------ Data excerpts
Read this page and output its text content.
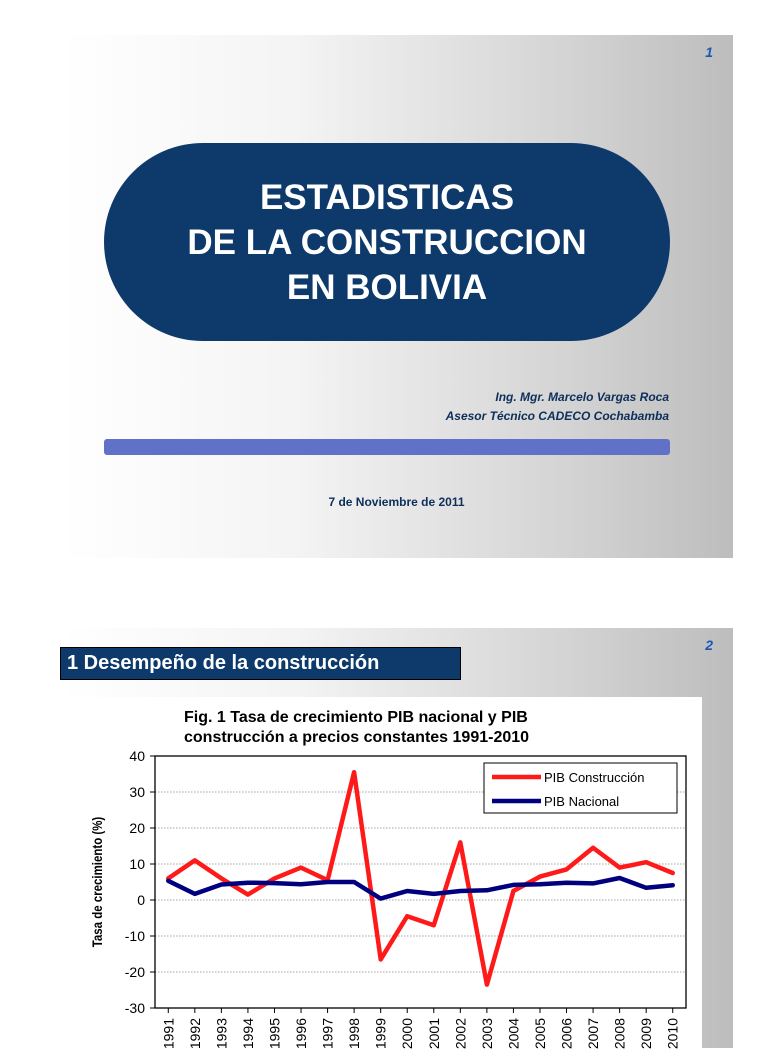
1
ESTADISTICAS
DE LA CONSTRUCCION
EN BOLIVIA
Ing. Mgr. Marcelo Vargas Roca
Asesor Técnico CADECO Cochabamba
7 de Noviembre de 2011
2
1 Desempeño de la construcción
40
30
20
10
0
-10
-20
-30
Tasa de crecimiento (%)
1991 1992 1993 1994 1995 1996 1997 1998 1999 2000 2001 2002 2003 2004 2005 2006 2007 2008 2009 2010
PIB Construcción
PIB Nacional
Fig. 1 Tasa de crecimiento PIB nacional y PIB
construcción a precios constantes 1991-2010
------------
In this exercise, set down all of the data exactly, without the pictures.

Result for this exercise:
Read this page and output its text content.
1
ESTADISTICAS
DE LA CONSTRUCCION
EN BOLIVIA
Ing. Mgr. Marcelo Vargas Roca
Asesor Técnico CADECO Cochabamba
7 de Noviembre de 2011
2
1 Desempeño de la construcción
40
30
20
10
0
-10
-20
-30
Tasa de crecimiento (%)
1991 1992 1993 1994 1995 1996 1997 1998 1999 2000 2001 2002 2003 2004 2005 2006 2007 2008 2009 2010
PIB Construcción
PIB Nacional
Fig. 1 Tasa de crecimiento PIB nacional y PIB
construcción a precios constantes 1991-2010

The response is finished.